## Testo di partenza
:::

Lidia Macchi, il pm Abate accusato di negligenza. Primo round dell’autodifesa al Csm

La toga di Varese «omise iscrizioni di indagati e vigilanza sui reperti»

Agostino Abate, ex pm titolare dell’inchiesta sull’omicidio di Lidia Macchi

Agostino Abate, ex pm titolare dell’inchiesta sull’omicidio di Lidia Macchi

Varese, 17 gennaio 2017 - Si difende da solo davanti alla sezione disciplinare del Consiglio Superiore della Magistratura, non ha nominato un difensore di fiducia né ha accettato un legale d’ufficio. Agostino Abate, 59 anni, originario di Cava dei Tirreni, storico sostituto procuratore di Varese, trasferito come giudice a Como e già sanzionato dal Csm con la perdita di due mesi di anzianità per l’inchiesta sulla morte di Giuseppe Uva, affronta la sua difficile partita. Lungo e pesantissimo l’atto d’incolpazione, legato alle indagini sull’omicidio di Lidia Macchi, la studentessa varesina massacrata con 29 coltellate la sera del 5 gennaio 1987. Secondo l’accusa, Abate, titolare dell’inchiesta dall’inizio, «ha omesso o ritardato ingiustificatamente il compimento di atti e l’adozione delle determinazioni che gli incombevano». Con «una serie di comportamenti improntati a grave violazione di legge ed inescusabile negligenza, ha arrecato indebito vantaggio all’ignoto autore del reato in questione, affievolendosi la possibilità di identificazione (con corrispettivo ingiusto danno per le parti offese dal medesimo reato)». Avrebbe «omesso qualsivoglia iscrizione nel registro degli indagati, nonostante taluni soggetti siano stati destinatari di comunicazione giudiziaria e sottoposti a prelievo ed accertamenti scientifici sul Dna; qualsivoglia vigilanza dei reperti in sequestro, così concorrendo alla indebita distruzione di parte di essi, sebbene di fondamentale importanza per l’identificazione dei profili genetici dell’autore del reato». In particolare, «ha omesso ogni controllo su reperti depositati presso l’ufficio Gip di Varese», che ne ha poi disposto la distruzione: vestiti e biancheria della vittima, reperti biologici trovati sul cadavere. Sono spariti undici vetrini che contenevano liquido seminale e due frammenti dei pantaloni di Lidia, custoditi in una scatola. Altri reperti sarebbero stati conservati dal pm “in modo del tutto anomalo” per circa ventisei anni nella cassaforte del suo ufficio. Infine, Abate avrebbe trasmesso il fascicolo, chiesto dalla procura generale di Milano, con un ritardo di cinque mesi e solo dopo “ripetuti solleciti” e la presentazione dell’istanza di avocazione delle indagini da parte della famiglia Macchi.

:::

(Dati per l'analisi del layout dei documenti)
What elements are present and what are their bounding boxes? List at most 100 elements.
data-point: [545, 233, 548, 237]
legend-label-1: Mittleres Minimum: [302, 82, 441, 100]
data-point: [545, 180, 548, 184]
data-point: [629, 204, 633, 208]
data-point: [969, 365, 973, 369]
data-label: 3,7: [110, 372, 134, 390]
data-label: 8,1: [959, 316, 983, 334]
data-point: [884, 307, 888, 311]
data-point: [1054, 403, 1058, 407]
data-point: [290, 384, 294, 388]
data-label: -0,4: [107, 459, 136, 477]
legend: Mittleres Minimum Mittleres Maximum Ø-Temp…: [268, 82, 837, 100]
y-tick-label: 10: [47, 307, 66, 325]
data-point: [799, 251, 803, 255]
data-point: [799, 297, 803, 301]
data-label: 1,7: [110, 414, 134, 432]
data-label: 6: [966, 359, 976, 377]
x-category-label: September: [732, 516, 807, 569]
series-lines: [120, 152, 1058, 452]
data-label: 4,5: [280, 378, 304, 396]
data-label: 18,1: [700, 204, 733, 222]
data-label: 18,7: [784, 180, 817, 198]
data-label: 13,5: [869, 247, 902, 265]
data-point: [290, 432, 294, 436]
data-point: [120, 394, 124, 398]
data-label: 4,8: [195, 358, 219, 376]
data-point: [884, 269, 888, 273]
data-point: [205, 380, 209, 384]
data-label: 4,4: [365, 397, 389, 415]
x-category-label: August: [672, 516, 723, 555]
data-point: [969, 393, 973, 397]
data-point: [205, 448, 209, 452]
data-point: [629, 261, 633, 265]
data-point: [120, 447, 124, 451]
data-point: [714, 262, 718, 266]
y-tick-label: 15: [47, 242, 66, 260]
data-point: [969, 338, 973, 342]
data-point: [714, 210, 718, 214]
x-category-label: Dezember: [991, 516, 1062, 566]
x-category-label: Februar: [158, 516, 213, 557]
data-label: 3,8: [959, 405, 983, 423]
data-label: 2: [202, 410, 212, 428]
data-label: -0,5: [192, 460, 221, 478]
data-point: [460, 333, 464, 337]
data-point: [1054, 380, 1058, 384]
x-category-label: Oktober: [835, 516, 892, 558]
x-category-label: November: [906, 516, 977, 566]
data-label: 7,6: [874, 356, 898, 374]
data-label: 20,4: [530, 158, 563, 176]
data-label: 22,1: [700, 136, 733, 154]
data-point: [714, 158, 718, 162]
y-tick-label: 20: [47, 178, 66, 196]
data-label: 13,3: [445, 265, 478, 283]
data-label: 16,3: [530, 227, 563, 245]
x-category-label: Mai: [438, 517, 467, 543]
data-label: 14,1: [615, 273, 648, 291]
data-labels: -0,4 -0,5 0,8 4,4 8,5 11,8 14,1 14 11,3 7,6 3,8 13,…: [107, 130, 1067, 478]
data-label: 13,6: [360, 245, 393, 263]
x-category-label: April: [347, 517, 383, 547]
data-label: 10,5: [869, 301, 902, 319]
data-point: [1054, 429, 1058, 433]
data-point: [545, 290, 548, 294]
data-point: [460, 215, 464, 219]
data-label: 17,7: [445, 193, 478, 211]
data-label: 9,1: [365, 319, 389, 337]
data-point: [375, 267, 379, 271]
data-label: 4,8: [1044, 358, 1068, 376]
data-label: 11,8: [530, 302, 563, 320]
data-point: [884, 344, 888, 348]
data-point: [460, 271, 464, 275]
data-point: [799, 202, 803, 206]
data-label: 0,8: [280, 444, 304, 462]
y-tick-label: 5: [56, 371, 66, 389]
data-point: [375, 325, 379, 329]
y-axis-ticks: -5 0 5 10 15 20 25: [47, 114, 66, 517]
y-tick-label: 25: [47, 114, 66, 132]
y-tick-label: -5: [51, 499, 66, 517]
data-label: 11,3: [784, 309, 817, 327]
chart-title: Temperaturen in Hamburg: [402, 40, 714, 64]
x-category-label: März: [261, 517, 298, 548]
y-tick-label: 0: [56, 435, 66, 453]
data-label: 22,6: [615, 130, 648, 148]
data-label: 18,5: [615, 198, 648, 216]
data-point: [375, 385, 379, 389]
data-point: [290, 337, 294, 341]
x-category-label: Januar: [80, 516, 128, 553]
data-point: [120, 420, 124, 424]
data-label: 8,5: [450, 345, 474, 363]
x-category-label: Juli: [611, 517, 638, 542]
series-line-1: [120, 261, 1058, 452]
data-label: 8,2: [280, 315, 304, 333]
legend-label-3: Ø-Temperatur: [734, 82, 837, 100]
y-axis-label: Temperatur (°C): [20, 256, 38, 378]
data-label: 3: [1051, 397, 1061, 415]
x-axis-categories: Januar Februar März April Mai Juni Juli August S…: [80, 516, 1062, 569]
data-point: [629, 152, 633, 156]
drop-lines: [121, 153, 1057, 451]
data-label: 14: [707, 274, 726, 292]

:::

## Quesito
Secondo l'articolo sul caso Lidia Macchi, per quanto tempo il pm avrebbe conservato alcuni reperti nella cassaforte del suo ufficio?

## Risposta
Per circa ventisei anni.